Dataset entries:
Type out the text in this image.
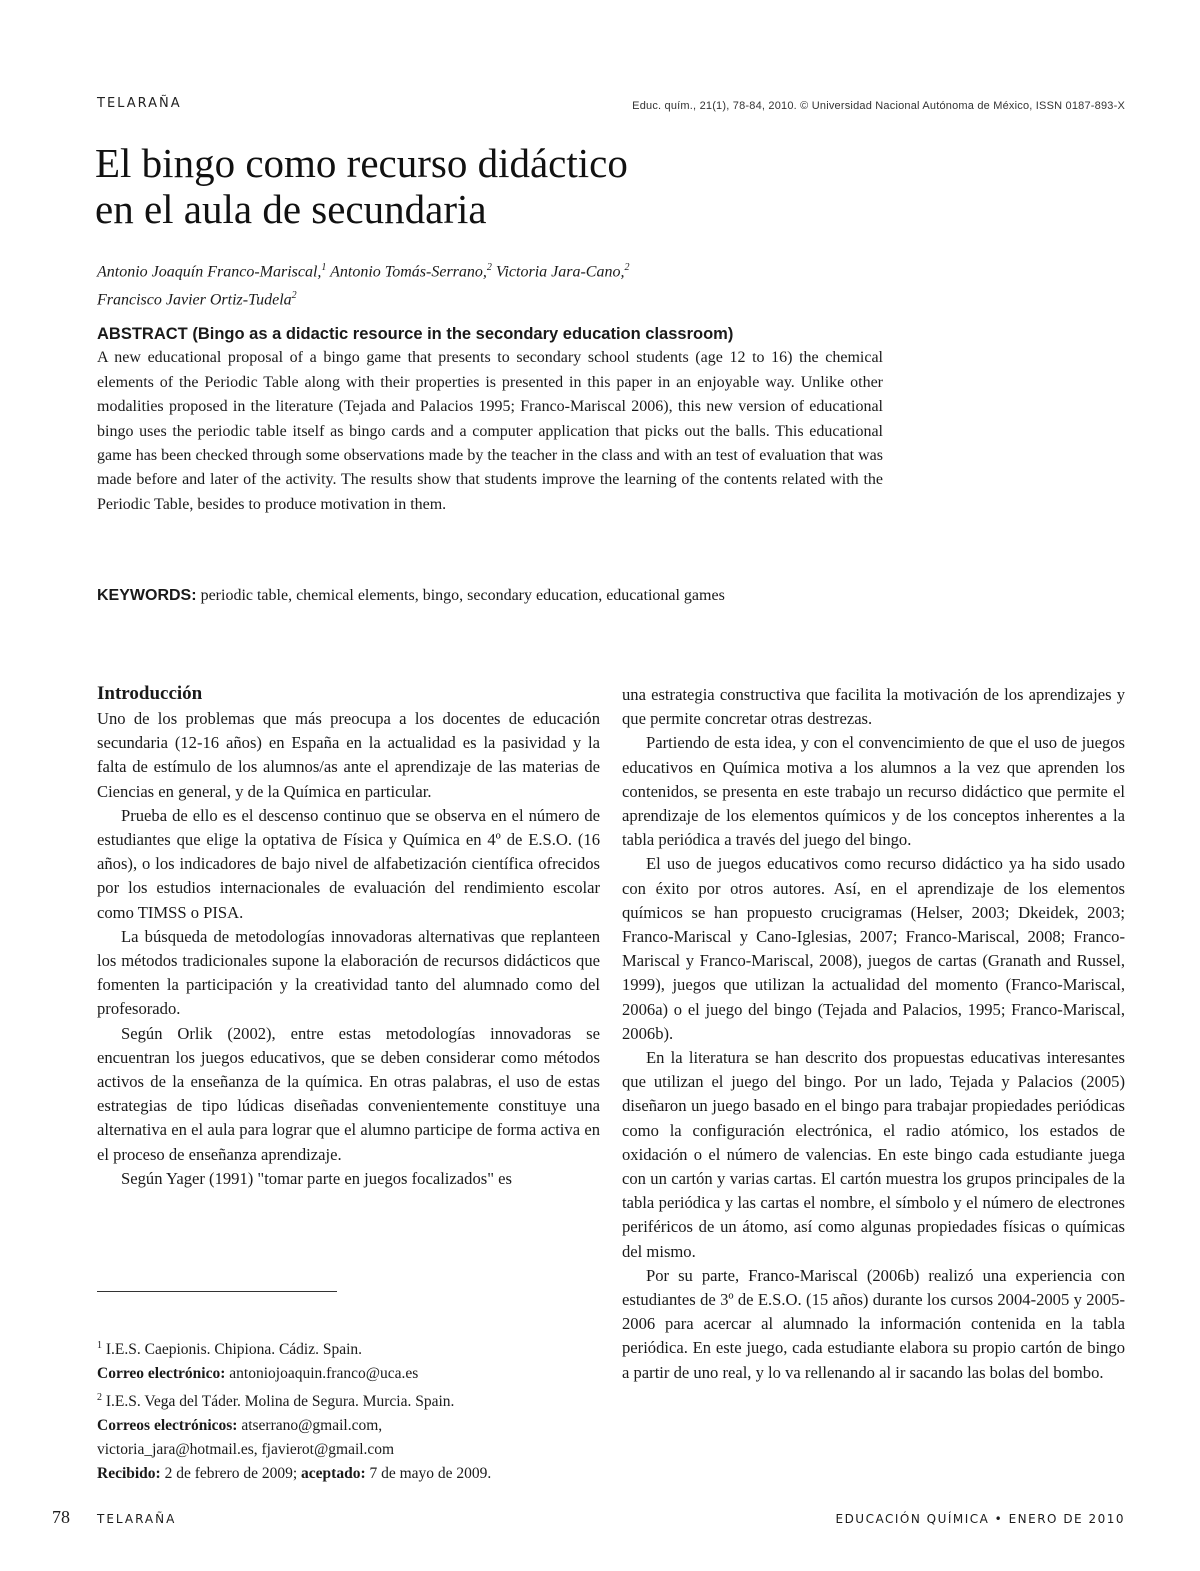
TELARAÑA	Educ. quím., 21(1), 78-84, 2010. © Universidad Nacional Autónoma de México, ISSN 0187-893-X
El bingo como recurso didáctico
en el aula de secundaria
Antonio Joaquín Franco-Mariscal,$^1$ Antonio Tomás-Serrano,$^2$ Victoria Jara-Cano,$^2$
Francisco Javier Ortiz-Tudela$^2$
ABSTRACT (Bingo as a didactic resource in the secondary education classroom)
A new educational proposal of a bingo game that presents to secondary school students (age 12 to 16) the chemical elements of the Periodic Table along with their properties is presented in this paper in an enjoyable way. Unlike other modalities proposed in the literature (Tejada and Palacios 1995; Franco-Mariscal 2006), this new version of educational bingo uses the periodic table itself as bingo cards and a computer application that picks out the balls. This educational game has been checked through some observations made by the teacher in the class and with an test of evaluation that was made before and later of the activity. The results show that students improve the learning of the contents related with the Periodic Table, besides to produce motivation in them.
KEYWORDS: periodic table, chemical elements, bingo, secondary education, educational games
Introducción

Uno de los problemas que más preocupa a los docentes de educación secundaria (12-16 años) en España en la actualidad es la pasividad y la falta de estímulo de los alumnos/as ante el aprendizaje de las materias de Ciencias en general, y de la Química en particular.

Prueba de ello es el descenso continuo que se observa en el número de estudiantes que elige la optativa de Física y Química en 4º de E.S.O. (16 años), o los indicadores de bajo nivel de alfabetización científica ofrecidos por los estudios internacionales de evaluación del rendimiento escolar como TIMSS o PISA.

La búsqueda de metodologías innovadoras alternativas que replanteen los métodos tradicionales supone la elaboración de recursos didácticos que fomenten la participación y la creatividad tanto del alumnado como del profesorado.

Según Orlik (2002), entre estas metodologías innovadoras se encuentran los juegos educativos, que se deben considerar como métodos activos de la enseñanza de la química. En otras palabras, el uso de estas estrategias de tipo lúdicas diseñadas convenientemente constituye una alternativa en el aula para lograr que el alumno participe de forma activa en el proceso de enseñanza aprendizaje.

Según Yager (1991) "tomar parte en juegos focalizados" es

una estrategia constructiva que facilita la motivación de los aprendizajes y que permite concretar otras destrezas.

Partiendo de esta idea, y con el convencimiento de que el uso de juegos educativos en Química motiva a los alumnos a la vez que aprenden los contenidos, se presenta en este trabajo un recurso didáctico que permite el aprendizaje de los elementos químicos y de los conceptos inherentes a la tabla periódica a través del juego del bingo.

El uso de juegos educativos como recurso didáctico ya ha sido usado con éxito por otros autores. Así, en el aprendizaje de los elementos químicos se han propuesto crucigramas (Helser, 2003; Dkeidek, 2003; Franco-Mariscal y Cano-Iglesias, 2007; Franco-Mariscal, 2008; Franco-Mariscal y Franco-Mariscal, 2008), juegos de cartas (Granath and Russel, 1999), juegos que utilizan la actualidad del momento (Franco-Mariscal, 2006a) o el juego del bingo (Tejada and Palacios, 1995; Franco-Mariscal, 2006b).

En la literatura se han descrito dos propuestas educativas interesantes que utilizan el juego del bingo. Por un lado, Tejada y Palacios (2005) diseñaron un juego basado en el bingo para trabajar propiedades periódicas como la configuración electrónica, el radio atómico, los estados de oxidación o el número de valencias. En este bingo cada estudiante juega con un cartón y varias cartas. El cartón muestra los grupos principales de la tabla periódica y las cartas el nombre, el símbolo y el número de electrones periféricos de un átomo, así como algunas propiedades físicas o químicas del mismo.

Por su parte, Franco-Mariscal (2006b) realizó una experiencia con estudiantes de 3º de E.S.O. (15 años) durante los cursos 2004-2005 y 2005-2006 para acercar al alumnado la información contenida en la tabla periódica. En este juego, cada estudiante elabora su propio cartón de bingo a partir de uno real, y lo va rellenando al ir sacando las bolas del bombo.

$^1$ I.E.S. Caepionis. Chipiona. Cádiz. Spain.
Correo electrónico: antoniojoaquin.franco@uca.es
$^2$ I.E.S. Vega del Táder. Molina de Segura. Murcia. Spain.
Correos electrónicos: atserrano@gmail.com,
victoria_jara@hotmail.es, fjavierot@gmail.com
Recibido: 2 de febrero de 2009; aceptado: 7 de mayo de 2009.
78 TELARAÑA	EDUCACIÓN QUÍMICA • ENERO DE 2010
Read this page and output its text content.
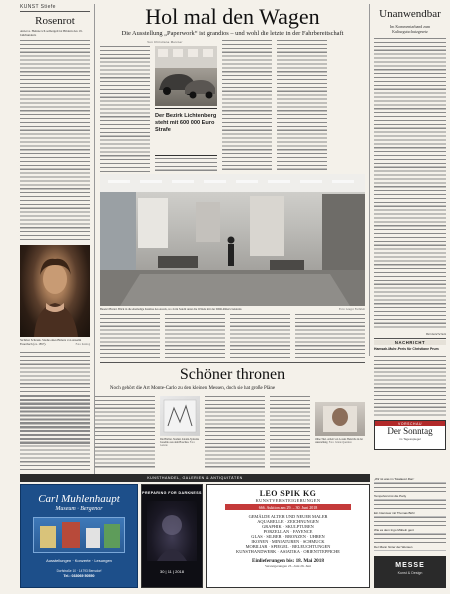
KUNST Stiefe
Rosenrot
Ann-Ca. Heinze ich selbergelt ist Bildern des 19. Jahrhunderts
Sichtbar Schrank. Studie eines Bimers von Anselm Feuerbach (ca. 1857).	Foto: Katalog
Hol mal den Wagen
Die Ausstellung „Paperwork“ ist grandios – und wohl die letzte in der Fahrbereitschaft
Von Christiane Meixner
Der Bezirk Lichtenberg steht mit 600 000 Euro Strafe
Besetzt Hurtel. Blick in die ehemalige Kantine des Areals, wo Jorin Sandtt unter die Wände mit der DDR-Ritterx bekleckt.	Foto: Gregor Fuchtleit
Unanwendbar
Im Kommentarband zum Kulturgutschutzgesetz
Bernhard Schulz
NACHRICHT
Hamsah-Muhr-Preis für Christiane Prum
Schöner thronen
Noch gehört die Art Monte-Carlo zu den kleinen Messen, doch sie hat große Pläne
Die Bücher. Studien Jonatin-Symonie Josselino aus dem Hoschau. Foto: Galerie
Ohne Titel. Arbeit von Lorenz Henrichs in der Ausstellung. Foto: Jonnie Quennan
VORSCHAU
Der Sonntag
im Tagesspiegel
„Wir ist was im Totalausz.Ran“
Tempohorst ist die Party
Ein Interview mit Thomas Bühr
Wie es dem Ingo Möbeln gent
Der Mann hinter der Wensen
KUNSTHANDEL, GALERIEN & ANTIQUITÄTEN
Carl Muhlenhaupt
Museum · Bergenor
Ausstellungen · Konzerte · Lesungen
Dorfstraße 10 · 14793 Bensdorf
Tel.: 033069 50550
PREPARING FOR DARKNESS
30 | 11 | 2018
LEO SPIK KG
KUNSTVERSTEIGERUNGEN
666. Auktion am 29. – 30. Juni 2018
GEMÄLDE ALTER UND NEUER MALER
AQUARELLE · ZEICHNUNGEN
GRAPHIK · SKULPTUREN
PORZELLAN · FAYENCE
GLAS · SILBER · BRONZEN · UHREN
IKONEN · MINIATUREN · SCHMUCK
MOBILIAR · SPIEGEL · BELEUCHTUNGEN
KUNSTHANDWERK · ASIATIKA · ORIENTTEPPICHE
Einlieferungen bis: 18. Mai 2018
Versteigerungen 23.–Juni 26. Juni	MESSE
Kunst & Design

*Directive*.
Gather each line in the data that holds the string "cada".

*Task output*.
En la literatura se han descrito dos propuestas educativas interesantes que utilizan el juego del bingo. Por un lado, Tejada y Palacios (2005) diseñaron un juego basado en el bingo para trabajar propiedades periódicas como la configuración electrónica, el radio atómico, los estados de oxidación o el número de valencias. En este bingo cada estudiante juega con un cartón y varias cartas. El cartón muestra los grupos principales de la tabla periódica y las cartas el nombre, el símbolo y el número de electrones periféricos de un átomo, así como algunas propiedades físicas o químicas del mismo.
Por su parte, Franco-Mariscal (2006b) realizó una experiencia con estudiantes de 3º de E.S.O. (15 años) durante los cursos 2004-2005 y 2005-2006 para acercar al alumnado la información contenida en la tabla periódica. En este juego, cada estudiante elabora su propio cartón de bingo a partir de uno real, y lo va rellenando al ir sacando las bolas del bombo.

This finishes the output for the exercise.